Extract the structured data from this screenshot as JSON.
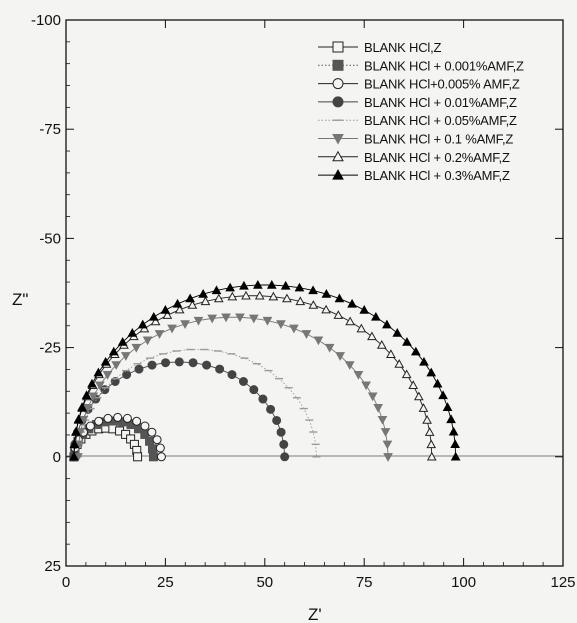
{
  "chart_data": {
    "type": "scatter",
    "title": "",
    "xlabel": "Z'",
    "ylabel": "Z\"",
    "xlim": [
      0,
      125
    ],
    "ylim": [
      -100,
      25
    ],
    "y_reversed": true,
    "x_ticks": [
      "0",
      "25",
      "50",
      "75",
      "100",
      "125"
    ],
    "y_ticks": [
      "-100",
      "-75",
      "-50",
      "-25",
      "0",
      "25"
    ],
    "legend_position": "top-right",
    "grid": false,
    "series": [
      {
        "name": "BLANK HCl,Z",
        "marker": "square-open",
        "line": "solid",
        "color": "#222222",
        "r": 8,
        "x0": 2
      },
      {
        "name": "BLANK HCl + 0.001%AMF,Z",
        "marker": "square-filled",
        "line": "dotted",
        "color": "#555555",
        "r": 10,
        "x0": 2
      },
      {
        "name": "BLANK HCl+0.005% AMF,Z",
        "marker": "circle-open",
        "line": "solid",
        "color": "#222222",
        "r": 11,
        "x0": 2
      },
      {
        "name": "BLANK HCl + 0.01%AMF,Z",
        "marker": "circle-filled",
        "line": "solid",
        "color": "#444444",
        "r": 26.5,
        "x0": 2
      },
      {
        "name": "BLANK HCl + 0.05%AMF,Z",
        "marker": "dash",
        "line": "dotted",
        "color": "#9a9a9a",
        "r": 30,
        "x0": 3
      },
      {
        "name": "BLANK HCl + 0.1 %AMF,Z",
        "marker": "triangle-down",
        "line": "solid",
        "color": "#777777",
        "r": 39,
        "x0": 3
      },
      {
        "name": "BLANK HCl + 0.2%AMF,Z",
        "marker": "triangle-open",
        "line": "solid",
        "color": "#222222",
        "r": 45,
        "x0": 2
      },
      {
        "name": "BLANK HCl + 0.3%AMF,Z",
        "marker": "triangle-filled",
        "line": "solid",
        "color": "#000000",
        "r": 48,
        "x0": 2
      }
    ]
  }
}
◇ ◇ ◇ ◇ ◇
Without the pictures, repeat all the records word for word.

Solution to this problem:
Extract the structured data from this screenshot as JSON.
{
  "chart_data": {
    "type": "scatter",
    "title": "",
    "xlabel": "Z'",
    "ylabel": "Z\"",
    "xlim": [
      0,
      125
    ],
    "ylim": [
      -100,
      25
    ],
    "y_reversed": true,
    "x_ticks": [
      "0",
      "25",
      "50",
      "75",
      "100",
      "125"
    ],
    "y_ticks": [
      "-100",
      "-75",
      "-50",
      "-25",
      "0",
      "25"
    ],
    "legend_position": "top-right",
    "grid": false,
    "series": [
      {
        "name": "BLANK HCl,Z",
        "marker": "square-open",
        "line": "solid",
        "color": "#222222",
        "r": 8,
        "x0": 2
      },
      {
        "name": "BLANK HCl + 0.001%AMF,Z",
        "marker": "square-filled",
        "line": "dotted",
        "color": "#555555",
        "r": 10,
        "x0": 2
      },
      {
        "name": "BLANK HCl+0.005% AMF,Z",
        "marker": "circle-open",
        "line": "solid",
        "color": "#222222",
        "r": 11,
        "x0": 2
      },
      {
        "name": "BLANK HCl + 0.01%AMF,Z",
        "marker": "circle-filled",
        "line": "solid",
        "color": "#444444",
        "r": 26.5,
        "x0": 2
      },
      {
        "name": "BLANK HCl + 0.05%AMF,Z",
        "marker": "dash",
        "line": "dotted",
        "color": "#9a9a9a",
        "r": 30,
        "x0": 3
      },
      {
        "name": "BLANK HCl + 0.1 %AMF,Z",
        "marker": "triangle-down",
        "line": "solid",
        "color": "#777777",
        "r": 39,
        "x0": 3
      },
      {
        "name": "BLANK HCl + 0.2%AMF,Z",
        "marker": "triangle-open",
        "line": "solid",
        "color": "#222222",
        "r": 45,
        "x0": 2
      },
      {
        "name": "BLANK HCl + 0.3%AMF,Z",
        "marker": "triangle-filled",
        "line": "solid",
        "color": "#000000",
        "r": 48,
        "x0": 2
      }
    ]
  }
}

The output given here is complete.